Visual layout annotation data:
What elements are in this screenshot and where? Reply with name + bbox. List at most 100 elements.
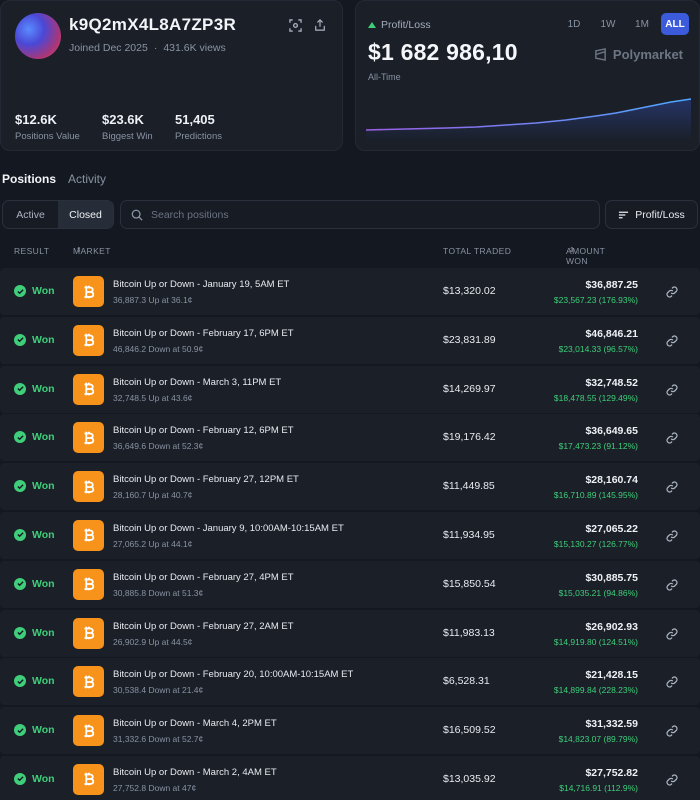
table-row[interactable]: Won Bitcoin Up or Down - February 20, 10… [0, 658, 700, 706]
link-icon[interactable] [666, 480, 678, 493]
market-title[interactable]: Bitcoin Up or Down - January 19, 5AM ET [113, 279, 290, 290]
total-traded: $23,831.89 [443, 333, 496, 346]
result-badge: Won [14, 724, 55, 737]
link-icon[interactable] [666, 724, 678, 737]
result-badge: Won [14, 626, 55, 639]
profit-gain: $14,716.91 (112.9%) [559, 782, 638, 793]
link-icon[interactable] [666, 627, 678, 640]
tab-positions[interactable]: Positions [2, 172, 57, 186]
link-icon[interactable] [666, 578, 678, 591]
total-traded: $19,176.42 [443, 431, 496, 444]
result-text: Won [32, 333, 55, 346]
pnl-line [366, 98, 691, 131]
polymarket-logo: Polymarket [594, 47, 683, 62]
bitcoin-icon [73, 763, 104, 795]
stat-value: 51,405 [175, 112, 215, 127]
result-text: Won [32, 577, 55, 590]
meta-separator: · [153, 42, 158, 54]
market-position: 27,752.8 Down at 47¢ [113, 782, 197, 793]
market-title[interactable]: Bitcoin Up or Down - February 17, 6PM ET [113, 327, 294, 339]
amount-won: $32,748.52 [585, 376, 638, 389]
table-row[interactable]: Won Bitcoin Up or Down - February 17, 6P… [0, 316, 700, 364]
profit-gain: $15,035.21 (94.86%) [558, 587, 638, 598]
bitcoin-glyph [84, 333, 94, 347]
stat-label: Biggest Win [102, 131, 153, 142]
stat-predictions: 51,405 Predictions [175, 112, 222, 142]
stat-positions-value: $12.6K Positions Value [15, 112, 80, 142]
table-row[interactable]: Won Bitcoin Up or Down - January 19, 5AM… [0, 268, 700, 315]
market-title[interactable]: Bitcoin Up or Down - February 12, 6PM ET [113, 425, 294, 437]
status-toggle: Active Closed [2, 200, 114, 229]
table-row[interactable]: Won Bitcoin Up or Down - February 27, 2A… [0, 609, 700, 657]
market-title[interactable]: Bitcoin Up or Down - February 27, 12PM E… [113, 474, 299, 486]
link-icon[interactable] [666, 334, 678, 347]
market-title[interactable]: Bitcoin Up or Down - February 20, 10:00A… [113, 669, 354, 681]
link-icon[interactable] [666, 383, 678, 396]
check-icon [14, 626, 26, 639]
segment-closed[interactable]: Closed [58, 201, 113, 228]
table-header: RESULT MARKET ⇕ TOTAL TRADED AMOUNT WON ⇕ [0, 246, 700, 266]
bitcoin-glyph [84, 480, 94, 493]
profit-gain: $17,473.23 (91.12%) [558, 441, 638, 452]
avatar[interactable] [15, 13, 61, 59]
check-icon [14, 480, 26, 493]
market-title[interactable]: Bitcoin Up or Down - March 3, 11PM ET [113, 376, 282, 388]
result-text: Won [32, 528, 55, 541]
bitcoin-glyph [84, 773, 94, 786]
tab-activity[interactable]: Activity [68, 172, 107, 186]
link-icon[interactable] [666, 529, 678, 542]
table-row[interactable]: Won Bitcoin Up or Down - February 12, 6P… [0, 414, 700, 462]
share-icon[interactable] [311, 16, 329, 34]
market-title[interactable]: Bitcoin Up or Down - March 2, 4AM ET [113, 766, 277, 778]
profit-gain: $23,567.23 (176.93%) [553, 295, 638, 305]
bitcoin-glyph [84, 577, 94, 591]
total-traded: $15,850.54 [443, 577, 496, 590]
total-traded: $6,528.31 [443, 675, 490, 688]
check-icon [14, 333, 26, 346]
table-row[interactable]: Won Bitcoin Up or Down - March 2, 4AM ET… [0, 755, 700, 800]
brand-name: Polymarket [612, 47, 683, 62]
header-result: RESULT [14, 246, 50, 256]
sort-label: Profit/Loss [635, 208, 685, 221]
market-title[interactable]: Bitcoin Up or Down - February 27, 2AM ET [113, 620, 294, 632]
range-1d[interactable]: 1D [567, 18, 581, 30]
positions-list: Won Bitcoin Up or Down - January 19, 5AM… [0, 268, 700, 800]
search-input[interactable] [151, 208, 571, 221]
check-icon [14, 382, 26, 395]
link-icon[interactable] [666, 675, 678, 688]
profile-card: k9Q2mX4L8A7ZP3R Joined Dec 2025 · 431.6K v… [0, 0, 343, 151]
bitcoin-icon [73, 666, 104, 698]
table-row[interactable]: Won Bitcoin Up or Down - March 3, 11PM E… [0, 365, 700, 413]
market-title[interactable]: Bitcoin Up or Down - March 4, 2PM ET [113, 718, 277, 730]
amount-won: $36,649.65 [585, 425, 638, 438]
result-text: Won [32, 285, 55, 297]
sort-icon [619, 211, 629, 218]
link-icon[interactable] [666, 773, 678, 786]
amount-won: $27,065.22 [585, 522, 638, 535]
pnl-card: Profit/Loss $1 682 986,10 All-Time 1D 1W… [355, 0, 700, 151]
pnl-chart [366, 98, 691, 141]
stat-value: $12.6K [15, 112, 57, 127]
link-icon[interactable] [666, 285, 678, 298]
range-all[interactable]: ALL [661, 13, 689, 35]
range-1m[interactable]: 1M [635, 18, 649, 30]
market-title[interactable]: Bitcoin Up or Down - January 9, 10:00AM-… [113, 522, 344, 534]
result-text: Won [32, 626, 55, 639]
table-row[interactable]: Won Bitcoin Up or Down - January 9, 10:0… [0, 511, 700, 559]
profit-gain: $23,014.33 (96.57%) [558, 343, 638, 354]
polymarket-icon [595, 48, 606, 61]
sort-button[interactable]: Profit/Loss [605, 200, 698, 229]
table-row[interactable]: Won Bitcoin Up or Down - February 27, 12… [0, 463, 700, 511]
segment-active[interactable]: Active [16, 208, 45, 221]
table-row[interactable]: Won Bitcoin Up or Down - March 4, 2PM ET… [0, 707, 700, 755]
scan-icon[interactable] [286, 16, 304, 34]
check-icon [14, 675, 26, 688]
profile-meta: Joined Dec 2025 · 431.6K views [69, 42, 226, 54]
market-title[interactable]: Bitcoin Up or Down - February 27, 4PM ET [113, 571, 294, 583]
table-row[interactable]: Won Bitcoin Up or Down - February 27, 4P… [0, 560, 700, 608]
link-icon[interactable] [666, 431, 678, 444]
amount-won: $31,332.59 [585, 718, 638, 731]
total-traded: $11,449.85 [443, 480, 495, 493]
result-badge: Won [14, 675, 55, 688]
range-1w[interactable]: 1W [600, 18, 616, 30]
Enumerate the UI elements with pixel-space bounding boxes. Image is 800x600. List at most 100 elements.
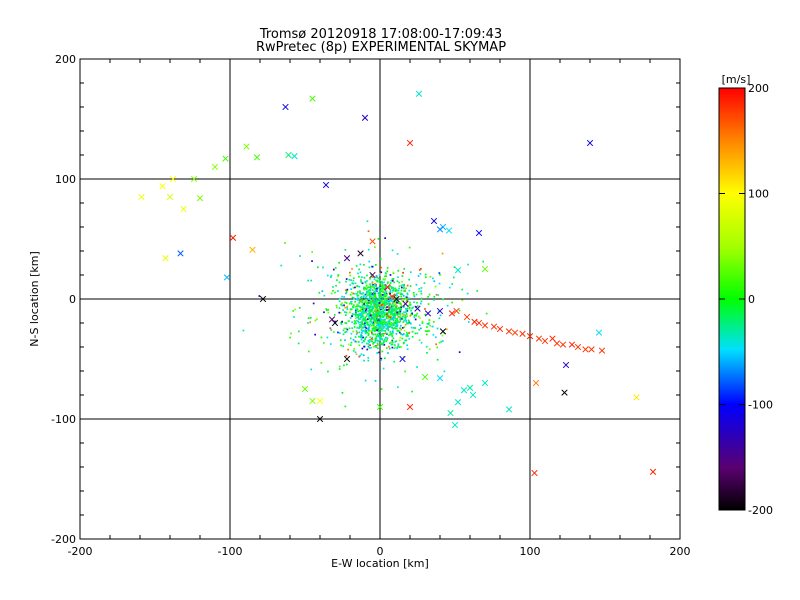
scatter-dot bbox=[387, 328, 389, 331]
scatter-dot bbox=[377, 299, 380, 301]
scatter-dot bbox=[366, 342, 368, 345]
cross-marker bbox=[384, 283, 391, 291]
scatter-dot bbox=[441, 334, 444, 337]
scatter-dot bbox=[437, 310, 440, 313]
scatter-dot bbox=[397, 386, 399, 388]
scatter-dot bbox=[412, 306, 414, 309]
cross-marker bbox=[309, 397, 316, 405]
scatter-dot bbox=[394, 302, 396, 304]
scatter-dot bbox=[396, 325, 399, 328]
scatter-dot bbox=[399, 327, 401, 329]
scatter-dot bbox=[357, 318, 360, 320]
cross-marker bbox=[595, 329, 603, 336]
scatter-dot bbox=[344, 289, 347, 291]
scatter-dot bbox=[344, 331, 346, 334]
scatter-dot bbox=[374, 246, 376, 249]
scatter-dot bbox=[330, 292, 333, 295]
scatter-dot bbox=[334, 320, 336, 323]
scatter-dot bbox=[370, 330, 373, 333]
scatter-dot bbox=[358, 275, 360, 278]
scatter-dot bbox=[380, 304, 383, 306]
scatter-dot bbox=[436, 327, 439, 330]
scatter-dot bbox=[402, 306, 405, 309]
scatter-dot bbox=[435, 343, 437, 346]
cross-marker bbox=[357, 250, 364, 257]
cross-marker bbox=[399, 355, 406, 363]
scatter-dot bbox=[427, 303, 430, 305]
scatter-dot bbox=[368, 301, 371, 304]
scatter-dot bbox=[394, 313, 397, 316]
scatter-dot bbox=[399, 310, 402, 313]
scatter-dot bbox=[376, 352, 378, 354]
scatter-dot bbox=[365, 284, 368, 287]
scatter-dot bbox=[358, 344, 361, 347]
scatter-dot bbox=[392, 318, 395, 321]
cross-marker bbox=[496, 325, 504, 333]
scatter-dot bbox=[395, 299, 398, 302]
scatter-dot bbox=[349, 311, 351, 314]
scatter-dot bbox=[391, 310, 393, 313]
scatter-dot bbox=[380, 315, 382, 318]
scatter-dot bbox=[383, 329, 385, 332]
scatter-dot bbox=[323, 311, 325, 314]
cross-marker bbox=[633, 394, 640, 401]
cross-marker bbox=[541, 337, 549, 345]
scatter-dot bbox=[379, 322, 381, 324]
scatter-dot bbox=[392, 287, 394, 289]
scatter-dot bbox=[375, 319, 377, 321]
scatter-dot bbox=[370, 316, 373, 319]
cross-marker bbox=[561, 389, 568, 396]
scatter-dot bbox=[406, 315, 409, 317]
scatter-dot bbox=[376, 303, 378, 306]
scatter-dot bbox=[376, 276, 379, 279]
scatter-dot bbox=[437, 294, 439, 296]
scatter-dot bbox=[383, 299, 386, 302]
scatter-dot bbox=[383, 309, 385, 312]
scatter-dot bbox=[372, 294, 375, 297]
scatter-dot bbox=[380, 281, 383, 284]
cross-marker bbox=[322, 181, 330, 189]
scatter-dot bbox=[399, 319, 402, 322]
scatter-dot bbox=[344, 339, 346, 341]
scatter-dot bbox=[388, 322, 390, 324]
scatter-dot bbox=[378, 280, 381, 283]
scatter-dot bbox=[406, 334, 409, 336]
scatter-dot bbox=[388, 299, 391, 301]
scatter-dot bbox=[351, 315, 353, 318]
scatter-dot bbox=[439, 273, 441, 276]
scatter-dot bbox=[393, 301, 396, 303]
scatter-dot bbox=[399, 312, 401, 315]
scatter-dot bbox=[374, 289, 377, 291]
scatter-dot bbox=[369, 319, 372, 322]
scatter-dot bbox=[377, 315, 379, 318]
scatter-dot bbox=[379, 330, 382, 333]
scatter-dot bbox=[349, 293, 352, 296]
scatter-dot bbox=[399, 318, 401, 320]
scatter-dot bbox=[340, 303, 342, 306]
scatter-dot bbox=[373, 341, 375, 344]
scatter-dot bbox=[403, 329, 406, 332]
cross-marker bbox=[393, 295, 400, 303]
scatter-dot bbox=[420, 297, 423, 300]
scatter-dot bbox=[394, 319, 397, 322]
scatter-dot bbox=[368, 289, 371, 291]
scatter-dot bbox=[374, 328, 376, 330]
scatter-dot bbox=[383, 302, 386, 304]
scatter-dot bbox=[426, 352, 428, 354]
scatter-dot bbox=[354, 292, 356, 295]
scatter-dot bbox=[377, 302, 379, 304]
scatter-dot bbox=[439, 314, 442, 317]
scatter-dot bbox=[374, 306, 377, 309]
scatter-dot bbox=[359, 300, 362, 303]
scatter-dot bbox=[379, 310, 382, 313]
scatter-dot bbox=[369, 293, 372, 296]
scatter-dot bbox=[359, 305, 361, 308]
scatter-dot bbox=[376, 322, 379, 324]
scatter-dot bbox=[482, 260, 484, 263]
cross-marker bbox=[469, 391, 477, 399]
scatter-dot bbox=[373, 318, 376, 320]
scatter-dot bbox=[377, 325, 380, 328]
scatter-dot bbox=[369, 309, 371, 311]
scatter-dot bbox=[339, 312, 342, 314]
scatter-dot bbox=[374, 326, 377, 329]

**Aim of the exercise**
Reproduce the rows verbatim, from the line containing "scatter-dot bbox=[387, 328, 389, 331]" through the line containing "scatter-dot bbox=[399, 327, 401, 329]", both included, and nothing else.

**Full answer**
scatter-dot bbox=[387, 328, 389, 331]
scatter-dot bbox=[377, 299, 380, 301]
scatter-dot bbox=[366, 342, 368, 345]
cross-marker bbox=[384, 283, 391, 291]
scatter-dot bbox=[441, 334, 444, 337]
scatter-dot bbox=[437, 310, 440, 313]
scatter-dot bbox=[397, 386, 399, 388]
scatter-dot bbox=[412, 306, 414, 309]
cross-marker bbox=[309, 397, 316, 405]
scatter-dot bbox=[394, 302, 396, 304]
scatter-dot bbox=[396, 325, 399, 328]
scatter-dot bbox=[399, 327, 401, 329]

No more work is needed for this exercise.